### EXERCISE MATERIALS
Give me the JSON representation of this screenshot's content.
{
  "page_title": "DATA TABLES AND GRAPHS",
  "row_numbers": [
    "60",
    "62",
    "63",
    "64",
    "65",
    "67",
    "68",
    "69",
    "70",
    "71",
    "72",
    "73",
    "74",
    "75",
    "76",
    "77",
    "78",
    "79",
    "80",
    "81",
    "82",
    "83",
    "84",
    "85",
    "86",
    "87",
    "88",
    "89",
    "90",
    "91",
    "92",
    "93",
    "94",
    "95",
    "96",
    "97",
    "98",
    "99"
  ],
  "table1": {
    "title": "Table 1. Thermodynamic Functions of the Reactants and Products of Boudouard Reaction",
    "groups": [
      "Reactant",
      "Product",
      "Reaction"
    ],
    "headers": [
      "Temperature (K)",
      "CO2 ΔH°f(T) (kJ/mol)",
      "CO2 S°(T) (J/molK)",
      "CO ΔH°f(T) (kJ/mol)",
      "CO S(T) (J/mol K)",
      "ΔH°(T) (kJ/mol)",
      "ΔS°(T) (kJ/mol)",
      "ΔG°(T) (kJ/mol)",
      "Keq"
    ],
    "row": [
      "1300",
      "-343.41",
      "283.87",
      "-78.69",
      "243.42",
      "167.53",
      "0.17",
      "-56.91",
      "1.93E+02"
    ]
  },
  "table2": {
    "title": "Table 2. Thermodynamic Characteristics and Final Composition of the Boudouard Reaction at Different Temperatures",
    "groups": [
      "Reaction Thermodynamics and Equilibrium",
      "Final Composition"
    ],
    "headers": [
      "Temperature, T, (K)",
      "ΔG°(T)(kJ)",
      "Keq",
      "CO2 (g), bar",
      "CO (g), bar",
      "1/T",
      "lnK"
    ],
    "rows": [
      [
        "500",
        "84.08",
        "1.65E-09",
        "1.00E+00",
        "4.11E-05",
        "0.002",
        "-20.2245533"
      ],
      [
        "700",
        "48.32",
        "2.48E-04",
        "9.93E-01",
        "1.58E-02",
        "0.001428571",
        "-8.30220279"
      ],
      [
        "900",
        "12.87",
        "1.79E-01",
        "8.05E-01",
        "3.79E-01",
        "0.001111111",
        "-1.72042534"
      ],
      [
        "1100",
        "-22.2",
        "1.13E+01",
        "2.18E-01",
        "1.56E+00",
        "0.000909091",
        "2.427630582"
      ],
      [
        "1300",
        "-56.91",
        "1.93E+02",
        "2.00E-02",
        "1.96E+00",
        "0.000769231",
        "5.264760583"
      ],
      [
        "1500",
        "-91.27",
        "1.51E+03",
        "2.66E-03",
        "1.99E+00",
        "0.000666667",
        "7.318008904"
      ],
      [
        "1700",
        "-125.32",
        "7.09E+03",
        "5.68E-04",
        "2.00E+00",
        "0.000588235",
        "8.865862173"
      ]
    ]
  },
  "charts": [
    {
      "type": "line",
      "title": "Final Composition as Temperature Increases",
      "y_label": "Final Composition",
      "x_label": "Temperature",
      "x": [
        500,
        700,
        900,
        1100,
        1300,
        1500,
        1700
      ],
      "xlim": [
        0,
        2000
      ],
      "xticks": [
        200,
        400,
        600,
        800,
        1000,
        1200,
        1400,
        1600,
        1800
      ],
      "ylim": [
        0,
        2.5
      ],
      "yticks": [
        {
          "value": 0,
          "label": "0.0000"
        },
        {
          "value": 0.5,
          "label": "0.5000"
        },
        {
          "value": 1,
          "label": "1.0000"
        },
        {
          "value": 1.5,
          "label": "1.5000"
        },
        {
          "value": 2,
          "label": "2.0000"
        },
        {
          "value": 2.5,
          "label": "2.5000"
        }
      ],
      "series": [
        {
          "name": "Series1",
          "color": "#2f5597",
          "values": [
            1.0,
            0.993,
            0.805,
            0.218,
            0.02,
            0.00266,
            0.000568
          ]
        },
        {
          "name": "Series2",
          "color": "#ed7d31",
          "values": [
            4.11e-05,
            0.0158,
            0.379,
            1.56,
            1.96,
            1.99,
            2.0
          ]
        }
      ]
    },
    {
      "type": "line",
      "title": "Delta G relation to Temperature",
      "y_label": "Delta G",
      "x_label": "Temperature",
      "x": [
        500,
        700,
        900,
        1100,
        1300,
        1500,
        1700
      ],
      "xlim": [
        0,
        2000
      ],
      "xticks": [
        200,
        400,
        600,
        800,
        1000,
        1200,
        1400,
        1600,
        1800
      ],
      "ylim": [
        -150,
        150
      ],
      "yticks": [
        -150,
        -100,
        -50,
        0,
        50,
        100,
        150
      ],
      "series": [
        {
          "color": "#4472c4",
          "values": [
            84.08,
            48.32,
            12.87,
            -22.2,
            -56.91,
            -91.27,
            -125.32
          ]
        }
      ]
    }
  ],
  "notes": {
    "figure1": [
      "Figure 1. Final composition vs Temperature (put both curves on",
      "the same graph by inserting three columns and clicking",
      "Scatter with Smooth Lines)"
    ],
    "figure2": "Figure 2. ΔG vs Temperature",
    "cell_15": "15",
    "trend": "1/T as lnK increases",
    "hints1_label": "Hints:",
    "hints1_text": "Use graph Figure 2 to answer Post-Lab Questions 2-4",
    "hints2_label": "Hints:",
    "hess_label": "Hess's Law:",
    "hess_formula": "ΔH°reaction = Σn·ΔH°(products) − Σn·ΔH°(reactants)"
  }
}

---

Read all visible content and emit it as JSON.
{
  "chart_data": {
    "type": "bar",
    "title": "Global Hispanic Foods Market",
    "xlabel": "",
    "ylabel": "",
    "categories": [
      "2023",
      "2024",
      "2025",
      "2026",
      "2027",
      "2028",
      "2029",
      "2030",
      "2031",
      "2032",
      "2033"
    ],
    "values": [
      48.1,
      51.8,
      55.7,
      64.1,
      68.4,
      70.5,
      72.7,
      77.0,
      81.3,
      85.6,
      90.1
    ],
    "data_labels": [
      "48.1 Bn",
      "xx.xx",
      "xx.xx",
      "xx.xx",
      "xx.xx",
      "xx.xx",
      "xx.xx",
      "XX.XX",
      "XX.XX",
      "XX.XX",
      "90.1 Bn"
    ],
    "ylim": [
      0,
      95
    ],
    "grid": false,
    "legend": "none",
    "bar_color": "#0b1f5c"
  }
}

### WORK TO BE COMPLETED
From the data above, pick out each line containing "JSON" and copy it.

### SOLUTION TO THE EXERCISE
Give me the JSON representation of this screenshot's content.
Read all visible content and emit it as JSON.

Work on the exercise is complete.